## Task prompt
No images are to be carried over; print all other material exactly as it stands.

***** Input rows

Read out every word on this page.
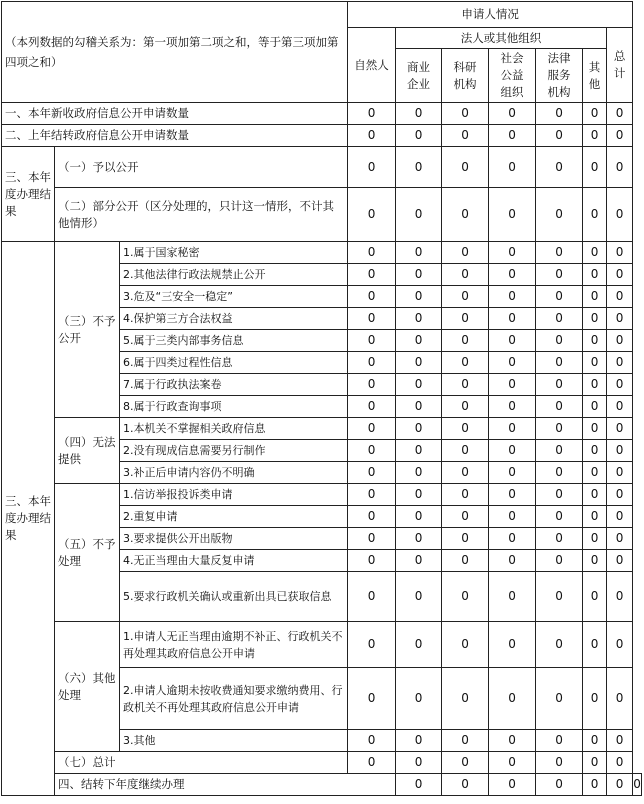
（本列数据的勾稽关系为：第一项加第二项之和，等于第三项加第四项之和）			申请人情况							
			自然人	法人或其他组织					总计	
				商业企业	科研机构	社会公益组织	法律服务机构	其他		
一、本年新收政府信息公开申请数量			0	0	0	0	0	0	0	
二、上年结转政府信息公开申请数量			0	0	0	0	0	0	0	
三、本年度办理结果	（一）予以公开		0	0	0	0	0	0	0	
	（二）部分公开（区分处理的，只计这一情形，不计其他情形）		0	0	0	0	0	0	0	
三、本年度办理结果	（三）不予公开	1.属于国家秘密	0	0	0	0	0	0	0	
		2.其他法律行政法规禁止公开	0	0	0	0	0	0	0	
		3.危及“三安全一稳定”	0	0	0	0	0	0	0	
		4.保护第三方合法权益	0	0	0	0	0	0	0	
		5.属于三类内部事务信息	0	0	0	0	0	0	0	
		6.属于四类过程性信息	0	0	0	0	0	0	0	
		7.属于行政执法案卷	0	0	0	0	0	0	0	
		8.属于行政查询事项	0	0	0	0	0	0	0	
	（四）无法提供	1.本机关不掌握相关政府信息	0	0	0	0	0	0	0	
		2.没有现成信息需要另行制作	0	0	0	0	0	0	0	
		3.补正后申请内容仍不明确	0	0	0	0	0	0	0	
	（五）不予处理	1.信访举报投诉类申请	0	0	0	0	0	0	0	
		2.重复申请	0	0	0	0	0	0	0	
		3.要求提供公开出版物	0	0	0	0	0	0	0	
		4.无正当理由大量反复申请	0	0	0	0	0	0	0	
		5.要求行政机关确认或重新出具已获取信息	0	0	0	0	0	0	0	
	（六）其他处理	1.申请人无正当理由逾期不补正、行政机关不再处理其政府信息公开申请	0	0	0	0	0	0	0	
		2.申请人逾期未按收费通知要求缴纳费用、行政机关不再处理其政府信息公开申请	0	0	0	0	0	0	0	
		3.其他	0	0	0	0	0	0	0	
	（七）总计		0	0	0	0	0	0	0	
	四、结转下年度继续办理			0	0	0	0	0	0	0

**********

## Finished answer
Read out every word on this page.
（本列数据的勾稽关系为：第一项加第二项之和，等于第三项加第四项之和）			申请人情况							
			自然人	法人或其他组织					总计	
				商业企业	科研机构	社会公益组织	法律服务机构	其他		
一、本年新收政府信息公开申请数量			0	0	0	0	0	0	0	
二、上年结转政府信息公开申请数量			0	0	0	0	0	0	0	
三、本年度办理结果	（一）予以公开		0	0	0	0	0	0	0	
	（二）部分公开（区分处理的，只计这一情形，不计其他情形）		0	0	0	0	0	0	0	
三、本年度办理结果	（三）不予公开	1.属于国家秘密	0	0	0	0	0	0	0	
		2.其他法律行政法规禁止公开	0	0	0	0	0	0	0	
		3.危及“三安全一稳定”	0	0	0	0	0	0	0	
		4.保护第三方合法权益	0	0	0	0	0	0	0	
		5.属于三类内部事务信息	0	0	0	0	0	0	0	
		6.属于四类过程性信息	0	0	0	0	0	0	0	
		7.属于行政执法案卷	0	0	0	0	0	0	0	
		8.属于行政查询事项	0	0	0	0	0	0	0	
	（四）无法提供	1.本机关不掌握相关政府信息	0	0	0	0	0	0	0	
		2.没有现成信息需要另行制作	0	0	0	0	0	0	0	
		3.补正后申请内容仍不明确	0	0	0	0	0	0	0	
	（五）不予处理	1.信访举报投诉类申请	0	0	0	0	0	0	0	
		2.重复申请	0	0	0	0	0	0	0	
		3.要求提供公开出版物	0	0	0	0	0	0	0	
		4.无正当理由大量反复申请	0	0	0	0	0	0	0	
		5.要求行政机关确认或重新出具已获取信息	0	0	0	0	0	0	0	
	（六）其他处理	1.申请人无正当理由逾期不补正、行政机关不再处理其政府信息公开申请	0	0	0	0	0	0	0	
		2.申请人逾期未按收费通知要求缴纳费用、行政机关不再处理其政府信息公开申请	0	0	0	0	0	0	0	
		3.其他	0	0	0	0	0	0	0	
	（七）总计		0	0	0	0	0	0	0	
	四、结转下年度继续办理			0	0	0	0	0	0	0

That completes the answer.